[Dataset rows about figures]
** begin **
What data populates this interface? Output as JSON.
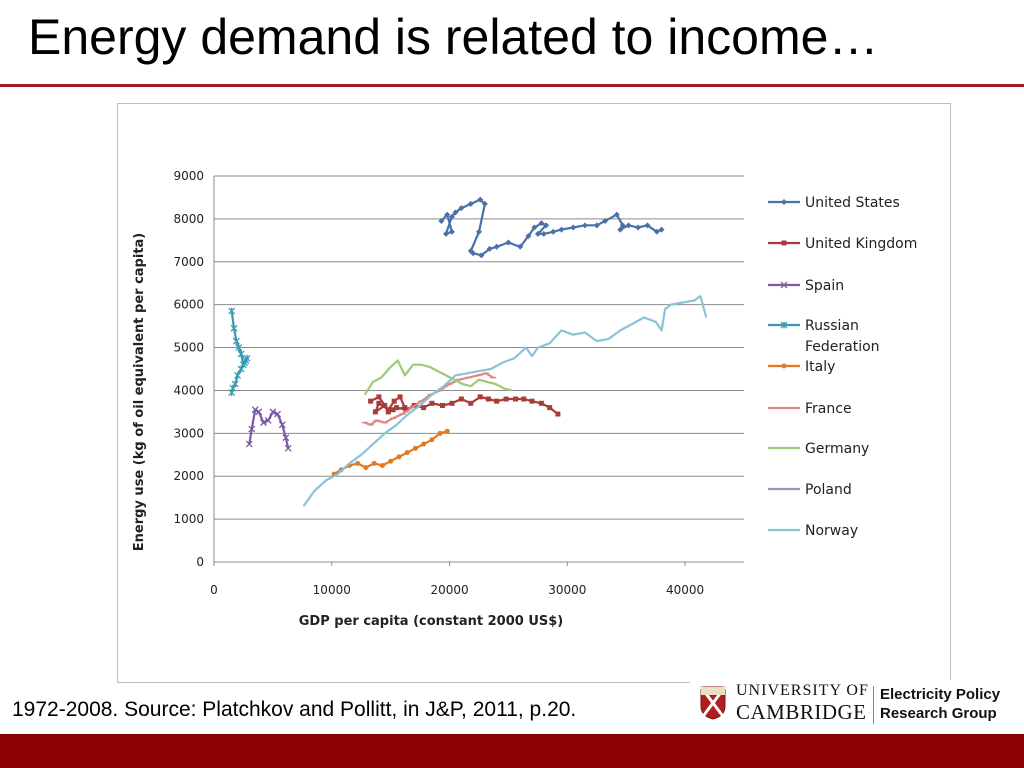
{
  "slide": {
    "title": "Energy demand is related to income…",
    "footer": "1972-2008.  Source: Platchkov and Pollitt, in J&P, 2011, p.20.",
    "accent_color": "#a01c1c",
    "bottom_bar_color": "#8b0000"
  },
  "logo": {
    "university_line1": "UNIVERSITY OF",
    "university_line2": "CAMBRIDGE",
    "group_line1": "Electricity Policy",
    "group_line2": "Research Group"
  },
  "chart_data": {
    "type": "line",
    "title": "",
    "xlabel": "GDP per capita (constant 2000 US$)",
    "ylabel": "Energy use (kg of oil equivalent per capita)",
    "xlim": [
      0,
      45000
    ],
    "ylim": [
      0,
      9000
    ],
    "xticks": [
      "0",
      "10000",
      "20000",
      "30000",
      "40000"
    ],
    "yticks": [
      "0",
      "1000",
      "2000",
      "3000",
      "4000",
      "5000",
      "6000",
      "7000",
      "8000",
      "9000"
    ],
    "grid": "horizontal",
    "legend_position": "right",
    "series": [
      {
        "name": "United States",
        "color": "#4a72a8",
        "marker": "diamond",
        "x": [
          19300,
          19800,
          20200,
          19700,
          20200,
          20500,
          21000,
          21800,
          22600,
          23000,
          22500,
          21800,
          22000,
          22700,
          23400,
          24000,
          25000,
          26000,
          26700,
          27200,
          27800,
          28200,
          27500,
          28000,
          28800,
          29500,
          30500,
          31500,
          32500,
          33200,
          34200,
          34700,
          34500,
          35200,
          36000,
          36800,
          37600,
          38000
        ],
        "y": [
          7950,
          8100,
          7700,
          7650,
          8050,
          8150,
          8250,
          8350,
          8450,
          8350,
          7700,
          7250,
          7200,
          7150,
          7300,
          7350,
          7450,
          7350,
          7600,
          7800,
          7900,
          7850,
          7650,
          7650,
          7700,
          7750,
          7800,
          7850,
          7850,
          7950,
          8100,
          7850,
          7750,
          7850,
          7800,
          7850,
          7700,
          7750
        ]
      },
      {
        "name": "United Kingdom",
        "color": "#a83c38",
        "marker": "square",
        "x": [
          13300,
          14000,
          14500,
          13700,
          14000,
          14800,
          15300,
          15800,
          16200,
          15200,
          14800,
          15500,
          16300,
          17000,
          17800,
          18500,
          19400,
          20200,
          21000,
          21800,
          22600,
          23300,
          24000,
          24800,
          25600,
          26300,
          27000,
          27800,
          28500,
          29200
        ],
        "y": [
          3750,
          3850,
          3650,
          3500,
          3700,
          3550,
          3750,
          3850,
          3600,
          3550,
          3500,
          3600,
          3550,
          3650,
          3600,
          3700,
          3650,
          3700,
          3800,
          3700,
          3850,
          3800,
          3750,
          3800,
          3800,
          3800,
          3750,
          3700,
          3600,
          3450
        ]
      },
      {
        "name": "Spain",
        "color": "#7b5aa6",
        "marker": "cross",
        "x": [
          3000,
          3200,
          3500,
          3800,
          4200,
          4600,
          5000,
          5400,
          5800,
          6100,
          6300
        ],
        "y": [
          2750,
          3100,
          3550,
          3500,
          3250,
          3300,
          3500,
          3450,
          3200,
          2900,
          2650
        ]
      },
      {
        "name": "Russian Federation",
        "color": "#3a9ab4",
        "marker": "star",
        "x": [
          1500,
          1700,
          1900,
          2100,
          2300,
          2500,
          2700,
          2800,
          2600,
          2300,
          2000,
          1800,
          1600,
          1500
        ],
        "y": [
          5850,
          5450,
          5150,
          5000,
          4850,
          4600,
          4700,
          4750,
          4650,
          4500,
          4350,
          4150,
          4050,
          3950
        ]
      },
      {
        "name": "Italy",
        "color": "#e07b24",
        "marker": "circle",
        "x": [
          10200,
          10800,
          11500,
          12200,
          12900,
          13600,
          14300,
          15000,
          15700,
          16400,
          17100,
          17800,
          18500,
          19200,
          19800
        ],
        "y": [
          2050,
          2150,
          2250,
          2300,
          2200,
          2300,
          2250,
          2350,
          2450,
          2550,
          2650,
          2750,
          2850,
          3000,
          3050
        ]
      },
      {
        "name": "France",
        "color": "#e08784",
        "marker": "dash",
        "x": [
          12800,
          13300,
          13800,
          14500,
          15200,
          16000,
          16800,
          17600,
          18400,
          19200,
          20000,
          20800,
          21600,
          22400,
          23100,
          23700
        ],
        "y": [
          3250,
          3200,
          3300,
          3250,
          3350,
          3450,
          3600,
          3750,
          3900,
          4000,
          4150,
          4250,
          4300,
          4350,
          4400,
          4300
        ]
      },
      {
        "name": "Germany",
        "color": "#9ec97a",
        "marker": "none",
        "x": [
          12800,
          13500,
          14200,
          15000,
          15600,
          16200,
          16900,
          17600,
          18300,
          19000,
          19700,
          20400,
          21100,
          21800,
          22500,
          23200,
          23900,
          24600,
          25300
        ],
        "y": [
          3900,
          4200,
          4300,
          4550,
          4700,
          4350,
          4600,
          4600,
          4550,
          4450,
          4350,
          4250,
          4150,
          4100,
          4250,
          4200,
          4150,
          4050,
          4000
        ]
      },
      {
        "name": "Poland",
        "color": "#9f91c4",
        "marker": "none",
        "x": [],
        "y": []
      },
      {
        "name": "Norway",
        "color": "#88c4d6",
        "marker": "none",
        "x": [
          7600,
          8500,
          9500,
          10500,
          11500,
          12500,
          13500,
          14500,
          15500,
          16500,
          17500,
          18500,
          19500,
          20500,
          21500,
          22500,
          23500,
          24500,
          25500,
          26500,
          27000,
          27500,
          28500,
          29500,
          30500,
          31500,
          32500,
          33500,
          34500,
          35500,
          36500,
          37500,
          38000,
          38300,
          38800,
          39800,
          40800,
          41300,
          41800
        ],
        "y": [
          1300,
          1650,
          1900,
          2050,
          2300,
          2500,
          2750,
          3000,
          3200,
          3450,
          3650,
          3900,
          4100,
          4350,
          4400,
          4450,
          4500,
          4650,
          4750,
          5000,
          4800,
          5000,
          5100,
          5400,
          5300,
          5350,
          5150,
          5200,
          5400,
          5550,
          5700,
          5600,
          5400,
          5900,
          6000,
          6050,
          6100,
          6200,
          5700
        ]
      }
    ]
  }
}
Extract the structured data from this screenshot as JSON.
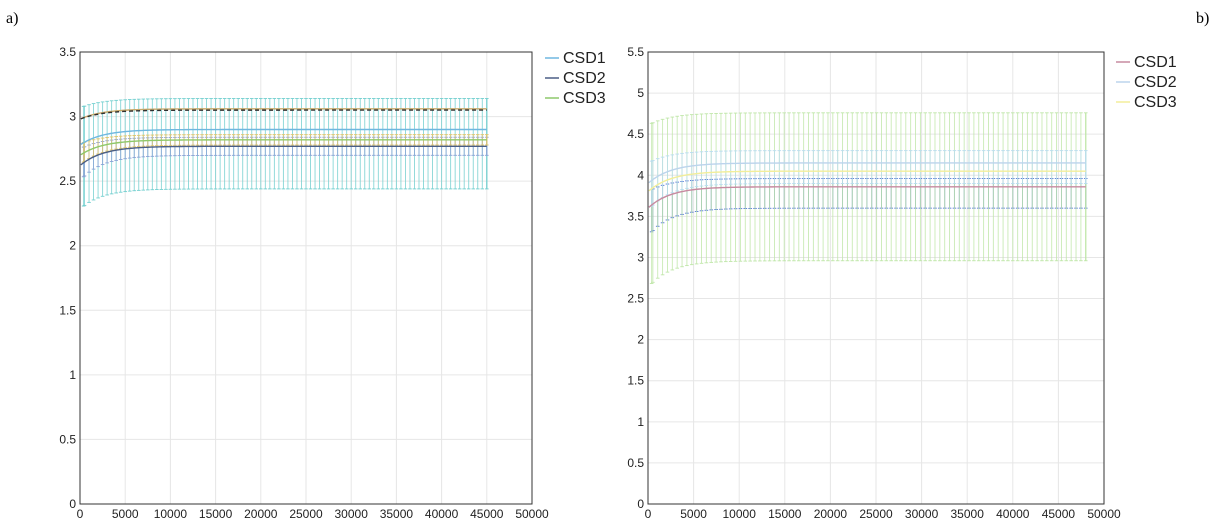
{
  "panels": {
    "a": {
      "label": "a)"
    },
    "b": {
      "label": "b)"
    }
  },
  "chart_data": [
    {
      "type": "line",
      "panel": "a)",
      "title": "",
      "xlabel": "",
      "ylabel": "",
      "xlim": [
        0,
        50000
      ],
      "ylim": [
        0,
        3.5
      ],
      "xticks": [
        0,
        5000,
        10000,
        15000,
        20000,
        25000,
        30000,
        35000,
        40000,
        45000,
        50000
      ],
      "yticks": [
        0,
        0.5,
        1,
        1.5,
        2,
        2.5,
        3,
        3.5
      ],
      "ytick_labels": [
        "0",
        "0.5",
        "1",
        "1.5",
        "2",
        "2.5",
        "3",
        "3.5"
      ],
      "grid": true,
      "legend_position": "right",
      "x_max": 45000,
      "series": [
        {
          "name": "CSD1",
          "color": "#6fb7e0",
          "start": 2.78,
          "plateau": 2.9,
          "err_lower": 2.44,
          "err_upper": 3.14,
          "err_color": "#72cfcf"
        },
        {
          "name": "CSD2",
          "color": "#4a5e86",
          "start": 2.62,
          "plateau": 2.77,
          "err_lower": 2.7,
          "err_upper": 2.84,
          "err_color": "#8aa2d6"
        },
        {
          "name": "CSD3",
          "color": "#8ec96a",
          "start": 2.7,
          "plateau": 2.82,
          "err_lower": 2.78,
          "err_upper": 2.86,
          "err_color": "#e0c46a"
        }
      ],
      "extra_lines": [
        {
          "color": "#c8a96b",
          "start": 2.98,
          "plateau": 3.06
        },
        {
          "color": "#303030",
          "start": 2.98,
          "plateau": 3.05,
          "dashed": true
        }
      ]
    },
    {
      "type": "line",
      "panel": "b)",
      "title": "",
      "xlabel": "",
      "ylabel": "",
      "xlim": [
        0,
        50000
      ],
      "ylim": [
        0,
        5.5
      ],
      "xticks": [
        0,
        5000,
        10000,
        15000,
        20000,
        25000,
        30000,
        35000,
        40000,
        45000,
        50000
      ],
      "yticks": [
        0,
        0.5,
        1,
        1.5,
        2,
        2.5,
        3,
        3.5,
        4,
        4.5,
        5,
        5.5
      ],
      "ytick_labels": [
        "0",
        "0.5",
        "1",
        "1.5",
        "2",
        "2.5",
        "3",
        "3.5",
        "4",
        "4.5",
        "5",
        "5.5"
      ],
      "grid": true,
      "legend_position": "right",
      "x_max": 48000,
      "series": [
        {
          "name": "CSD1",
          "color": "#c78aa0",
          "start": 3.6,
          "plateau": 3.86,
          "err_lower": 3.6,
          "err_upper": 3.96,
          "err_color": "#4f74d6"
        },
        {
          "name": "CSD2",
          "color": "#bcd4ec",
          "start": 3.9,
          "plateau": 4.15,
          "err_lower": 2.96,
          "err_upper": 4.76,
          "err_color": "#bfe6a8"
        },
        {
          "name": "CSD3",
          "color": "#f2ee9a",
          "start": 3.8,
          "plateau": 4.05,
          "err_lower": 3.9,
          "err_upper": 4.3,
          "err_color": "#b8dcef"
        }
      ]
    }
  ]
}
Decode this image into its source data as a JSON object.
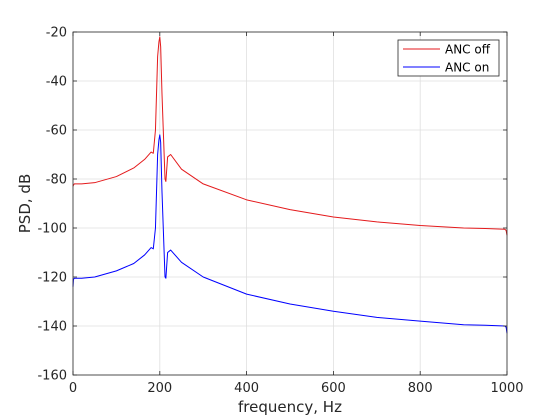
{
  "chart_data": {
    "type": "line",
    "title": "",
    "xlabel": "frequency, Hz",
    "ylabel": "PSD, dB",
    "xlim": [
      0,
      1000
    ],
    "ylim": [
      -160,
      -20
    ],
    "xticks": [
      0,
      200,
      400,
      600,
      800,
      1000
    ],
    "yticks": [
      -160,
      -140,
      -120,
      -100,
      -80,
      -60,
      -40,
      -20
    ],
    "grid": true,
    "legend_placement": "top-right",
    "series": [
      {
        "name": "ANC off",
        "color": "#e41a1c",
        "x": [
          0,
          1,
          3,
          20,
          50,
          100,
          140,
          165,
          180,
          185,
          190,
          195,
          198,
          200,
          202,
          205,
          210,
          212,
          214,
          218,
          225,
          250,
          300,
          400,
          500,
          600,
          700,
          800,
          900,
          950,
          995,
          998,
          1000
        ],
        "y": [
          -83,
          -82.5,
          -82,
          -82,
          -81.5,
          -79,
          -75.5,
          -72,
          -69,
          -69.5,
          -60,
          -30,
          -24,
          -22,
          -26,
          -45,
          -70,
          -80,
          -81,
          -71,
          -70,
          -76,
          -82,
          -88.5,
          -92.5,
          -95.5,
          -97.5,
          -99,
          -100,
          -100.2,
          -100.5,
          -101,
          -103
        ]
      },
      {
        "name": "ANC on",
        "color": "#0000ff",
        "x": [
          0,
          1,
          3,
          20,
          50,
          100,
          140,
          165,
          180,
          185,
          190,
          195,
          198,
          200,
          202,
          205,
          210,
          212,
          214,
          218,
          225,
          250,
          300,
          400,
          500,
          600,
          700,
          800,
          900,
          950,
          995,
          998,
          1000
        ],
        "y": [
          -124,
          -121,
          -120.5,
          -120.5,
          -120,
          -117.5,
          -114.5,
          -111,
          -108,
          -108.5,
          -100,
          -70,
          -64,
          -62,
          -65,
          -85,
          -110,
          -120,
          -120.5,
          -110,
          -109,
          -114,
          -120,
          -127,
          -131,
          -134,
          -136.5,
          -138,
          -139.5,
          -139.7,
          -140,
          -140.5,
          -143
        ]
      }
    ]
  }
}
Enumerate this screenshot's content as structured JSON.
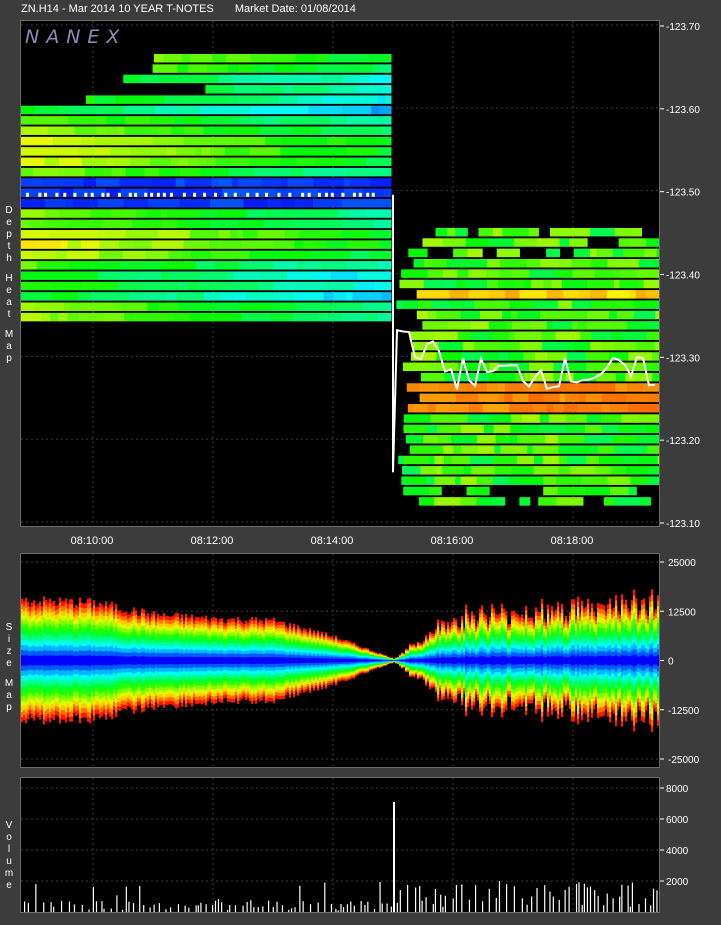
{
  "header": {
    "symbol": "ZN.H14 - Mar 2014 10 YEAR T-NOTES",
    "market_date": "Market Date: 01/08/2014"
  },
  "watermark": "NANEX",
  "panels": {
    "heatmap_label": "Depth Heat Map",
    "sizemap_label": "Size Map",
    "volume_label": "Volume"
  },
  "colors": {
    "background": "#000000",
    "frame": "#3c3c3c",
    "grid": "#5a5a5a",
    "text": "#ffffff"
  },
  "chart_data": [
    {
      "type": "heatmap",
      "name": "Depth Heat Map",
      "x_ticks": [
        "08:10:00",
        "08:12:00",
        "08:14:00",
        "08:16:00",
        "08:18:00"
      ],
      "y_ticks": [
        "123.70",
        "123.60",
        "123.50",
        "123.40",
        "123.30",
        "123.20",
        "123.10"
      ],
      "ylim": [
        123.1,
        123.7
      ],
      "event_time": "08:15:00",
      "price_before": 123.495,
      "price_after_low": 123.16,
      "price_after": 123.28,
      "grid": true
    },
    {
      "type": "area",
      "name": "Size Map",
      "x_ticks": [
        "08:10:00",
        "08:12:00",
        "08:14:00",
        "08:16:00",
        "08:18:00"
      ],
      "y_ticks": [
        "25000",
        "12500",
        "0",
        "-12500",
        "-25000"
      ],
      "ylim": [
        -25000,
        25000
      ],
      "envelope": {
        "times": [
          "08:09",
          "08:10",
          "08:11",
          "08:12",
          "08:13",
          "08:14",
          "08:15",
          "08:16",
          "08:17",
          "08:18",
          "08:19"
        ],
        "values": [
          15000,
          14500,
          11500,
          10500,
          10000,
          6000,
          500,
          11500,
          12500,
          14000,
          15000
        ]
      },
      "grid": true
    },
    {
      "type": "bar",
      "name": "Volume",
      "y_ticks": [
        "8000",
        "6000",
        "4000",
        "2000"
      ],
      "ylim": [
        0,
        8000
      ],
      "spike_time": "08:15:00",
      "spike_value": 7100,
      "grid": true
    }
  ]
}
** end **
• _WHAT IS REQUIRED_
Report all lines of the data that include the word "screenshot".

• _RIGHT ANSWER_
Extract the structured data from this screenshot as JSON.
Enumerate this screenshot's content as structured JSON.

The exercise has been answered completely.